WRITTEN PROBLEM: Isolate every line in the records below with "Bodl" in it.

EXERCISE MATERIAL:
_ _ _ _ _
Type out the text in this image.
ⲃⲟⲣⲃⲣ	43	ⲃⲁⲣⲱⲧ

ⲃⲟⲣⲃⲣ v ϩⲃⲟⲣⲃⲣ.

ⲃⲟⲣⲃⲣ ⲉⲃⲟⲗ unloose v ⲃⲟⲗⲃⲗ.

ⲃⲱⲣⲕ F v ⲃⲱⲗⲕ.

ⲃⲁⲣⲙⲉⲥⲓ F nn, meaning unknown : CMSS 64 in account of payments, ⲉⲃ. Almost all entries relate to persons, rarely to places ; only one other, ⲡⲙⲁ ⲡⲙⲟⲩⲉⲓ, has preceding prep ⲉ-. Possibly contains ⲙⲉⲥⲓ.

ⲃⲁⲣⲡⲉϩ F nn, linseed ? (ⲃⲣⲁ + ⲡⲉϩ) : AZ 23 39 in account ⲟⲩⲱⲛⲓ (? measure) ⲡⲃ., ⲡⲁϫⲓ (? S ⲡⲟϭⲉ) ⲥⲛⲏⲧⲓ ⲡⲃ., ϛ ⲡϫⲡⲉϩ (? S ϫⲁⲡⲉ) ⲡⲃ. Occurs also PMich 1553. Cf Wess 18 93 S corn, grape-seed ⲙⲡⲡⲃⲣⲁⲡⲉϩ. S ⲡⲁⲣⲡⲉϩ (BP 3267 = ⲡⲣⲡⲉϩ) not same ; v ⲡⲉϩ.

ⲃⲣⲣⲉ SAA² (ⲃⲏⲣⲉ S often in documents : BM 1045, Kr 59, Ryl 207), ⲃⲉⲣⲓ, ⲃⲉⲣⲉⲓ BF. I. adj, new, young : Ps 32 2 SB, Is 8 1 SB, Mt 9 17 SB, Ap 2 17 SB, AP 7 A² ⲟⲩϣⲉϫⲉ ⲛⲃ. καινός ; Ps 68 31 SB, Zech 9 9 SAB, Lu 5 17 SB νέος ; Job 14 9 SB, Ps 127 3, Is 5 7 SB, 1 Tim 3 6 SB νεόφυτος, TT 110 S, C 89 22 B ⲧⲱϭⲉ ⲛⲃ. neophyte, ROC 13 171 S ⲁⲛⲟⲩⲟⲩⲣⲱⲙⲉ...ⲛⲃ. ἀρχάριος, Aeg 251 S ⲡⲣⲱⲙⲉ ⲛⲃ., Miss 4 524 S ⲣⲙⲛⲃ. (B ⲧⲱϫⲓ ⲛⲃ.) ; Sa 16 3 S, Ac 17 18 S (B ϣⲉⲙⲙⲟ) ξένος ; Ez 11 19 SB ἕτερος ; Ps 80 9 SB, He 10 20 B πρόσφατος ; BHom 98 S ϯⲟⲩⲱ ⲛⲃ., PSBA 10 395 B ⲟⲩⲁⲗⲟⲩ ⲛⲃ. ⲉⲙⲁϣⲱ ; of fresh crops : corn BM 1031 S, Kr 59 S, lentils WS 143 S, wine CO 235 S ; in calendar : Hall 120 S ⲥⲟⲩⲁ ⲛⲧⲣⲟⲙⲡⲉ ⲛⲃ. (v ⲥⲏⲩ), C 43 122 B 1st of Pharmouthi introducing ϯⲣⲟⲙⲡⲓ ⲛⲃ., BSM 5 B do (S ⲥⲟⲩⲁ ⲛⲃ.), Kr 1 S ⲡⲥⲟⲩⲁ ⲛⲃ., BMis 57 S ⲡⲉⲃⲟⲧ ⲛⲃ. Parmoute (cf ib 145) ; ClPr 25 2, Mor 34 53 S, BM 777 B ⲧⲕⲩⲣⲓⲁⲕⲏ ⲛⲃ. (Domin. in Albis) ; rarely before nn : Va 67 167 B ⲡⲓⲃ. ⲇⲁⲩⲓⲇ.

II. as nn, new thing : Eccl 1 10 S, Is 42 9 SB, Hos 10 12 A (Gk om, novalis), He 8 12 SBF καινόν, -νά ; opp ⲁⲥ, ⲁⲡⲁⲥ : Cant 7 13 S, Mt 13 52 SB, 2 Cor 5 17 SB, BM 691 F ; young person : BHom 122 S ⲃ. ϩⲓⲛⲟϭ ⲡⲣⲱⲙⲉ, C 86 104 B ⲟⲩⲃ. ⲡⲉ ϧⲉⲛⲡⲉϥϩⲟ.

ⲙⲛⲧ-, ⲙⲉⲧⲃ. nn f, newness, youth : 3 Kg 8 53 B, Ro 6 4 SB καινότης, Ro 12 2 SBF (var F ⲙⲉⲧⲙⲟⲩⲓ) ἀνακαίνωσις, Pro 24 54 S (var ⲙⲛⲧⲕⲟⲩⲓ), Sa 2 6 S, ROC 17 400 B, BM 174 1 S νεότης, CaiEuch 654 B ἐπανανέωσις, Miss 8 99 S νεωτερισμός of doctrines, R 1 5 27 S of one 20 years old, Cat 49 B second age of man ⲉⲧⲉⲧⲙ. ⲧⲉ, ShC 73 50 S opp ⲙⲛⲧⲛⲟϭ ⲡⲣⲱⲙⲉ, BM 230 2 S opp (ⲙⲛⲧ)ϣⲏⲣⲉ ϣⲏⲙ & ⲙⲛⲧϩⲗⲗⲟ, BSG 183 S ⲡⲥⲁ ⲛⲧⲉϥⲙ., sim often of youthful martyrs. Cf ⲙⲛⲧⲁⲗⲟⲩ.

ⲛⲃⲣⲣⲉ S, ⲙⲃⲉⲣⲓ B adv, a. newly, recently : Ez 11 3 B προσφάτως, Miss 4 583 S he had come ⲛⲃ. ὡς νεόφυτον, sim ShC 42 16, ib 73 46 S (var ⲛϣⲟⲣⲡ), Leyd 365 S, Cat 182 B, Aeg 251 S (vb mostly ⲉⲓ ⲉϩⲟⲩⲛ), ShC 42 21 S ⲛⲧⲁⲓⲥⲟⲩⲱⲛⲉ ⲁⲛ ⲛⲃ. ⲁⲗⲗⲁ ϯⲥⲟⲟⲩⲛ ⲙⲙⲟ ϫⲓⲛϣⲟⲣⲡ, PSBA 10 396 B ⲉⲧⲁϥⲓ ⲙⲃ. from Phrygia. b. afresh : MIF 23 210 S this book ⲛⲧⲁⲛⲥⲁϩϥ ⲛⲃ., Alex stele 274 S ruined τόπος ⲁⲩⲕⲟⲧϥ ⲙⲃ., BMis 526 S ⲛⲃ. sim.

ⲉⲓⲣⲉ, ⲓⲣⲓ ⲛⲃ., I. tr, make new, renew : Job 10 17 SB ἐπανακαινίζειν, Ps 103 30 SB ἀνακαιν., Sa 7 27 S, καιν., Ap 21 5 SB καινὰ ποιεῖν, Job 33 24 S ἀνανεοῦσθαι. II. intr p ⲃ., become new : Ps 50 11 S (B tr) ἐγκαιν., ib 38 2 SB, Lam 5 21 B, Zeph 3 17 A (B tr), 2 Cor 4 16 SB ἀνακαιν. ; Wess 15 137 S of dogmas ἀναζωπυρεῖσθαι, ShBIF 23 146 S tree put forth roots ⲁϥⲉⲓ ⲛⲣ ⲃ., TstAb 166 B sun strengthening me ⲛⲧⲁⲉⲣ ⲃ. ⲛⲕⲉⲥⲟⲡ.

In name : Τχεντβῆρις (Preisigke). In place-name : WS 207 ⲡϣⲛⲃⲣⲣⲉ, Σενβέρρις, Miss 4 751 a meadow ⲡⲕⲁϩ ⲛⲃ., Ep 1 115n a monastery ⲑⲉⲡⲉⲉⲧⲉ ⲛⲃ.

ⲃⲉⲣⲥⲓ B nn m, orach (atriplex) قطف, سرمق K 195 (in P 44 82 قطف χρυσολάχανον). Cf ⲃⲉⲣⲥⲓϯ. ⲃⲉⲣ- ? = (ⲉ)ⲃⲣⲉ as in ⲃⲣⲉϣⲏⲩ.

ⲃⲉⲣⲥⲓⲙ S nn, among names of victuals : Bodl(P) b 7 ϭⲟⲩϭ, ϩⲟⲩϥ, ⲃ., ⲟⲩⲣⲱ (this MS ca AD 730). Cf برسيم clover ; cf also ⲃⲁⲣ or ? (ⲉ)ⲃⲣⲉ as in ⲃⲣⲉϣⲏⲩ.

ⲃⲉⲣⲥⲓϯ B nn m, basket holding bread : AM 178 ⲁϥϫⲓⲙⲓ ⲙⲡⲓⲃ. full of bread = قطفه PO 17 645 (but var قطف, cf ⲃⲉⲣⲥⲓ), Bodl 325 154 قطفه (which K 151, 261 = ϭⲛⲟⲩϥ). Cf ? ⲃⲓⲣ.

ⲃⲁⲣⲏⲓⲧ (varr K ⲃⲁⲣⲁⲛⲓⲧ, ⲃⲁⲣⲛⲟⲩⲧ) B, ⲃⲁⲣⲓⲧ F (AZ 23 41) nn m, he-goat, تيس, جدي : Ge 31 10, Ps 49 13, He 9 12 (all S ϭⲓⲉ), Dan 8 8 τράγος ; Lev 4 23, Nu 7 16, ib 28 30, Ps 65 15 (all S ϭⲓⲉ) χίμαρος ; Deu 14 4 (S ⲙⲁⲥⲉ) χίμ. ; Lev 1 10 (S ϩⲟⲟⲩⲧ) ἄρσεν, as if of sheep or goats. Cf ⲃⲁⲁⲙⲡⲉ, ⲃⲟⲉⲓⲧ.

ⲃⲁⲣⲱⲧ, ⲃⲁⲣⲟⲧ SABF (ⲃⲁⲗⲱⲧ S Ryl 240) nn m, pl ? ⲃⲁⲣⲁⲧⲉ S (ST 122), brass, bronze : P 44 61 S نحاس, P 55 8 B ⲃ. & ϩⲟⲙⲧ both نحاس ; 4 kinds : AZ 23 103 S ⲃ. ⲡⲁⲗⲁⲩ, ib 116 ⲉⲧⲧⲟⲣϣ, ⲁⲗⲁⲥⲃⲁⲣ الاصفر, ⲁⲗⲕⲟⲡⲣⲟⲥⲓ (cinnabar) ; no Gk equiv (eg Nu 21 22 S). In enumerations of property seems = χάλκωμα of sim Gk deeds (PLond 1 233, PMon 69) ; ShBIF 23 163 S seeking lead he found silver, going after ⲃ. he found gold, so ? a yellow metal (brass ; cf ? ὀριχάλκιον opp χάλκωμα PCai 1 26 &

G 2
_ _ _ _ _
EXPECTED ANSWER:
ⲃⲉⲣⲥⲓⲙ S nn, among names of victuals : Bodl(P) b 7 ϭⲟⲩϭ, ϩⲟⲩϥ, ⲃ., ⲟⲩⲣⲱ (this MS ca AD 730). Cf برسيم clover ; cf also ⲃⲁⲣ or ? (ⲉ)ⲃⲣⲉ as in ⲃⲣⲉϣⲏⲩ.
ⲃⲉⲣⲥⲓϯ B nn m, basket holding bread : AM 178 ⲁϥϫⲓⲙⲓ ⲙⲡⲓⲃ. full of bread = قطفه PO 17 645 (but var قطف, cf ⲃⲉⲣⲥⲓ), Bodl 325 154 قطفه (which K 151, 261 = ϭⲛⲟⲩϥ). Cf ? ⲃⲓⲣ.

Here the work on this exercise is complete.